*Task requirements:*
Each line that includes the word "JSON" counts once; give the total and nothing more.

*Extracted information:*

[Start]

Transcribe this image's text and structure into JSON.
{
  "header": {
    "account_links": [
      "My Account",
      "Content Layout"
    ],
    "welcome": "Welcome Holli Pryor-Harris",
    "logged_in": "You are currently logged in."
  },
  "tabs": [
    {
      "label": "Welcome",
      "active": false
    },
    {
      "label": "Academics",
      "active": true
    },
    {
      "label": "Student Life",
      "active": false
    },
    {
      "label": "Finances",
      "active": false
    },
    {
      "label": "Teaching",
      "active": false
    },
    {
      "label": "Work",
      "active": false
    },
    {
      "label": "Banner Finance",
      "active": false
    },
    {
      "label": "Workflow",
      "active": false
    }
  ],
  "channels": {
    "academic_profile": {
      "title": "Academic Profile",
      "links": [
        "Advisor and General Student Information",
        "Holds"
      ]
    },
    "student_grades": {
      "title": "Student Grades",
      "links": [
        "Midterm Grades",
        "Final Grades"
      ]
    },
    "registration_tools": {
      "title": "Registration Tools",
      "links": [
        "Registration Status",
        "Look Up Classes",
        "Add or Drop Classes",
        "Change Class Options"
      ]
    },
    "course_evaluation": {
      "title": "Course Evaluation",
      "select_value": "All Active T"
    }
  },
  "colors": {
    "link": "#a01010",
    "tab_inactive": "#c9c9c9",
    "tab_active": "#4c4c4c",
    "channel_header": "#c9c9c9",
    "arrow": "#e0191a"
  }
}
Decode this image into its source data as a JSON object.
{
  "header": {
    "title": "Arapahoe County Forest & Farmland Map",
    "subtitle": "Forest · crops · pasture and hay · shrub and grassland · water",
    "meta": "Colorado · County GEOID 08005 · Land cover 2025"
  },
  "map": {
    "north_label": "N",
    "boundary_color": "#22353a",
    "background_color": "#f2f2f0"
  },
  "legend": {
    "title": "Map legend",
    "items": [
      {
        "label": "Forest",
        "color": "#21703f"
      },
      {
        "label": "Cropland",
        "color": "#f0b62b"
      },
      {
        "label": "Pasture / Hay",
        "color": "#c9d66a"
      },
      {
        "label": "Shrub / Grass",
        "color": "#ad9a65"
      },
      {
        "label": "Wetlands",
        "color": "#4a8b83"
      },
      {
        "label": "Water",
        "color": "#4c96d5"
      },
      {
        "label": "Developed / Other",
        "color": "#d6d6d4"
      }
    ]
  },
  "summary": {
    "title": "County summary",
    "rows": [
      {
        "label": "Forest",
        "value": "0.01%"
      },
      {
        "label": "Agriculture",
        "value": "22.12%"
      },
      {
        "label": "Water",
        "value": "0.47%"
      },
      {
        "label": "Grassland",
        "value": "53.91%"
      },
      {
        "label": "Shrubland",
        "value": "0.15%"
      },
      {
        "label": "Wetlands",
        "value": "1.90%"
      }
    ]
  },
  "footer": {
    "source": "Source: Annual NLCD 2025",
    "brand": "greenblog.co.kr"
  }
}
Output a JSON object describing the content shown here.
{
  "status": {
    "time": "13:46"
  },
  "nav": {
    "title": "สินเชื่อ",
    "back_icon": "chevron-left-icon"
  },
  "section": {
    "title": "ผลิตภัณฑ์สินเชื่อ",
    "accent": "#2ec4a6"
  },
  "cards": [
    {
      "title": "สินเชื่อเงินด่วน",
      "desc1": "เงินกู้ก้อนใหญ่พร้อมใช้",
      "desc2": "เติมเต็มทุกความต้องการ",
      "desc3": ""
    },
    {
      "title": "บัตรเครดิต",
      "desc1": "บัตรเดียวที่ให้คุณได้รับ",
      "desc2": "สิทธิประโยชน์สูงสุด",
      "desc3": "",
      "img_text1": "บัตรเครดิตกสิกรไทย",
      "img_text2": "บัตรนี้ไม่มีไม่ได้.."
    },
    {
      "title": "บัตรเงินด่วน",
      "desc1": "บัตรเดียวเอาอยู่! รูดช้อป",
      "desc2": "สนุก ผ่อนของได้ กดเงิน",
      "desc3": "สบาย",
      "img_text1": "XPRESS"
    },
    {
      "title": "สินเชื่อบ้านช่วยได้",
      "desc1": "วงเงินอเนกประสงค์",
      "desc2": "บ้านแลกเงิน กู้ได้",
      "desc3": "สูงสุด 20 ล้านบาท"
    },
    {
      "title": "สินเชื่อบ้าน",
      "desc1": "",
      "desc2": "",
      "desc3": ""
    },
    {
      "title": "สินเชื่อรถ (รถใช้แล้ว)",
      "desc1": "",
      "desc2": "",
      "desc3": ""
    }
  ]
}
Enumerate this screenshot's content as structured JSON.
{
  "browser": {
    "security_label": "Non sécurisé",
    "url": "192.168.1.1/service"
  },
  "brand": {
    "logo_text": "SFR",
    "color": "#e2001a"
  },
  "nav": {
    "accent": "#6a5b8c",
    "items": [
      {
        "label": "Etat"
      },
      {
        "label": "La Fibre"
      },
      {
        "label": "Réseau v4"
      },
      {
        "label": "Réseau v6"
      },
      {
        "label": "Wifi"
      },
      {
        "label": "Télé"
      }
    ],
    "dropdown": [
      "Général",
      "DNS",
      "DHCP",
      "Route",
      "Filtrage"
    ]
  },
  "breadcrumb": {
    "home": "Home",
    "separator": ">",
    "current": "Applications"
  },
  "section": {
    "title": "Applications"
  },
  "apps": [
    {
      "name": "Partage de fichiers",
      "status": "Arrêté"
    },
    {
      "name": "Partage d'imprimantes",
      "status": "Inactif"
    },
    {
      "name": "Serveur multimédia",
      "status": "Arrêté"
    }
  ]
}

[End]

*Result of the exercise:*
4